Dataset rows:
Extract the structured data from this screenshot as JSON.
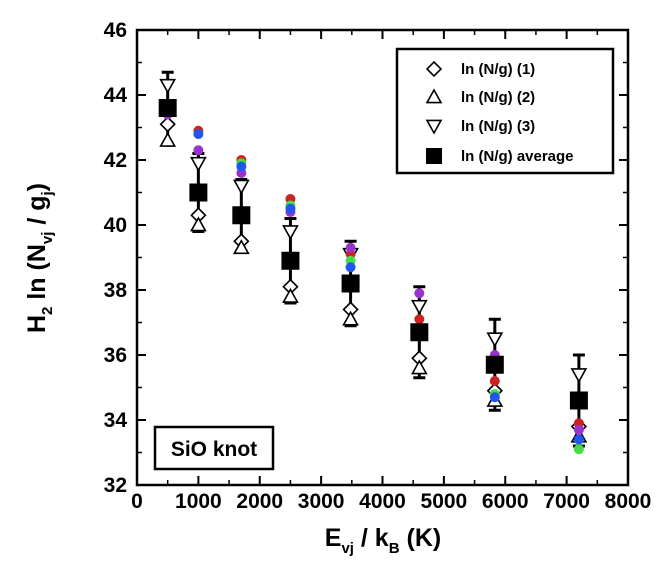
{
  "chart_data": {
    "type": "scatter",
    "xlabel": {
      "main": "E",
      "sub1": "vj",
      "mid": " / k",
      "sub2": "B",
      "tail": " (K)"
    },
    "ylabel": {
      "main": "H",
      "sub1": "2",
      "mid": " ln (N",
      "sub2": "vj",
      "mid2": " / g",
      "sub3": "j",
      "tail": ")"
    },
    "xlim": [
      0,
      8000
    ],
    "ylim": [
      32,
      46
    ],
    "xticks": [
      "0",
      "1000",
      "2000",
      "3000",
      "4000",
      "5000",
      "6000",
      "7000",
      "8000"
    ],
    "yticks": [
      "32",
      "34",
      "36",
      "38",
      "40",
      "42",
      "44",
      "46"
    ],
    "annotation": "SiO knot",
    "legend_position": "top-right",
    "series": [
      {
        "name": "ln (N/g) (1)",
        "marker": "diamond",
        "points": [
          [
            500,
            43.1
          ],
          [
            1000,
            40.3
          ],
          [
            1700,
            39.5
          ],
          [
            2500,
            38.1
          ],
          [
            3480,
            37.4
          ],
          [
            4600,
            35.9
          ],
          [
            5830,
            34.9
          ],
          [
            7200,
            33.8
          ]
        ]
      },
      {
        "name": "ln (N/g) (2)",
        "marker": "triangle-up",
        "points": [
          [
            500,
            42.6
          ],
          [
            1000,
            40.0
          ],
          [
            1700,
            39.3
          ],
          [
            2500,
            37.8
          ],
          [
            3480,
            37.1
          ],
          [
            4600,
            35.6
          ],
          [
            5830,
            34.6
          ],
          [
            7200,
            33.5
          ]
        ]
      },
      {
        "name": "ln (N/g) (3)",
        "marker": "triangle-down",
        "points": [
          [
            500,
            44.3
          ],
          [
            1000,
            41.9
          ],
          [
            1700,
            41.2
          ],
          [
            2500,
            39.8
          ],
          [
            3480,
            39.1
          ],
          [
            4600,
            37.5
          ],
          [
            5830,
            36.5
          ],
          [
            7200,
            35.4
          ]
        ]
      },
      {
        "name": "ln (N/g) average",
        "marker": "square",
        "points": [
          [
            500,
            43.6
          ],
          [
            1000,
            41.0
          ],
          [
            1700,
            40.3
          ],
          [
            2500,
            38.9
          ],
          [
            3480,
            38.2
          ],
          [
            4600,
            36.7
          ],
          [
            5830,
            35.7
          ],
          [
            7200,
            34.6
          ]
        ],
        "errors": [
          1.1,
          1.2,
          1.1,
          1.3,
          1.3,
          1.4,
          1.4,
          1.4
        ]
      }
    ],
    "extra_points": [
      {
        "color": "#cc2222",
        "points": [
          [
            500,
            43.7
          ],
          [
            1000,
            42.9
          ],
          [
            1700,
            42.0
          ],
          [
            2500,
            40.8
          ],
          [
            3480,
            39.1
          ],
          [
            4600,
            37.1
          ],
          [
            5830,
            35.2
          ],
          [
            7200,
            33.9
          ]
        ]
      },
      {
        "color": "#9933cc",
        "points": [
          [
            500,
            43.4
          ],
          [
            1000,
            42.3
          ],
          [
            1700,
            41.6
          ],
          [
            2500,
            40.4
          ],
          [
            3480,
            39.3
          ],
          [
            4600,
            37.9
          ],
          [
            5830,
            36.0
          ],
          [
            7200,
            33.7
          ]
        ]
      },
      {
        "color": "#44dd44",
        "points": [
          [
            500,
            43.5
          ],
          [
            1000,
            42.8
          ],
          [
            1700,
            41.9
          ],
          [
            2500,
            40.6
          ],
          [
            3480,
            38.9
          ],
          [
            4600,
            36.8
          ],
          [
            5830,
            34.8
          ],
          [
            7200,
            33.1
          ]
        ]
      },
      {
        "color": "#2255ee",
        "points": [
          [
            500,
            43.6
          ],
          [
            1000,
            42.8
          ],
          [
            1700,
            41.8
          ],
          [
            2500,
            40.5
          ],
          [
            3480,
            38.7
          ],
          [
            4600,
            36.6
          ],
          [
            5830,
            34.7
          ],
          [
            7200,
            33.4
          ]
        ]
      }
    ]
  }
}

GOAL: Leave out the pictures and transcribe everything else exactly.

REPLY:
Extract the structured data from this screenshot as JSON.
{
  "chart_data": {
    "type": "scatter",
    "xlabel": {
      "main": "E",
      "sub1": "vj",
      "mid": " / k",
      "sub2": "B",
      "tail": " (K)"
    },
    "ylabel": {
      "main": "H",
      "sub1": "2",
      "mid": " ln (N",
      "sub2": "vj",
      "mid2": " / g",
      "sub3": "j",
      "tail": ")"
    },
    "xlim": [
      0,
      8000
    ],
    "ylim": [
      32,
      46
    ],
    "xticks": [
      "0",
      "1000",
      "2000",
      "3000",
      "4000",
      "5000",
      "6000",
      "7000",
      "8000"
    ],
    "yticks": [
      "32",
      "34",
      "36",
      "38",
      "40",
      "42",
      "44",
      "46"
    ],
    "annotation": "SiO knot",
    "legend_position": "top-right",
    "series": [
      {
        "name": "ln (N/g) (1)",
        "marker": "diamond",
        "points": [
          [
            500,
            43.1
          ],
          [
            1000,
            40.3
          ],
          [
            1700,
            39.5
          ],
          [
            2500,
            38.1
          ],
          [
            3480,
            37.4
          ],
          [
            4600,
            35.9
          ],
          [
            5830,
            34.9
          ],
          [
            7200,
            33.8
          ]
        ]
      },
      {
        "name": "ln (N/g) (2)",
        "marker": "triangle-up",
        "points": [
          [
            500,
            42.6
          ],
          [
            1000,
            40.0
          ],
          [
            1700,
            39.3
          ],
          [
            2500,
            37.8
          ],
          [
            3480,
            37.1
          ],
          [
            4600,
            35.6
          ],
          [
            5830,
            34.6
          ],
          [
            7200,
            33.5
          ]
        ]
      },
      {
        "name": "ln (N/g) (3)",
        "marker": "triangle-down",
        "points": [
          [
            500,
            44.3
          ],
          [
            1000,
            41.9
          ],
          [
            1700,
            41.2
          ],
          [
            2500,
            39.8
          ],
          [
            3480,
            39.1
          ],
          [
            4600,
            37.5
          ],
          [
            5830,
            36.5
          ],
          [
            7200,
            35.4
          ]
        ]
      },
      {
        "name": "ln (N/g) average",
        "marker": "square",
        "points": [
          [
            500,
            43.6
          ],
          [
            1000,
            41.0
          ],
          [
            1700,
            40.3
          ],
          [
            2500,
            38.9
          ],
          [
            3480,
            38.2
          ],
          [
            4600,
            36.7
          ],
          [
            5830,
            35.7
          ],
          [
            7200,
            34.6
          ]
        ],
        "errors": [
          1.1,
          1.2,
          1.1,
          1.3,
          1.3,
          1.4,
          1.4,
          1.4
        ]
      }
    ],
    "extra_points": [
      {
        "color": "#cc2222",
        "points": [
          [
            500,
            43.7
          ],
          [
            1000,
            42.9
          ],
          [
            1700,
            42.0
          ],
          [
            2500,
            40.8
          ],
          [
            3480,
            39.1
          ],
          [
            4600,
            37.1
          ],
          [
            5830,
            35.2
          ],
          [
            7200,
            33.9
          ]
        ]
      },
      {
        "color": "#9933cc",
        "points": [
          [
            500,
            43.4
          ],
          [
            1000,
            42.3
          ],
          [
            1700,
            41.6
          ],
          [
            2500,
            40.4
          ],
          [
            3480,
            39.3
          ],
          [
            4600,
            37.9
          ],
          [
            5830,
            36.0
          ],
          [
            7200,
            33.7
          ]
        ]
      },
      {
        "color": "#44dd44",
        "points": [
          [
            500,
            43.5
          ],
          [
            1000,
            42.8
          ],
          [
            1700,
            41.9
          ],
          [
            2500,
            40.6
          ],
          [
            3480,
            38.9
          ],
          [
            4600,
            36.8
          ],
          [
            5830,
            34.8
          ],
          [
            7200,
            33.1
          ]
        ]
      },
      {
        "color": "#2255ee",
        "points": [
          [
            500,
            43.6
          ],
          [
            1000,
            42.8
          ],
          [
            1700,
            41.8
          ],
          [
            2500,
            40.5
          ],
          [
            3480,
            38.7
          ],
          [
            4600,
            36.6
          ],
          [
            5830,
            34.7
          ],
          [
            7200,
            33.4
          ]
        ]
      }
    ]
  }
}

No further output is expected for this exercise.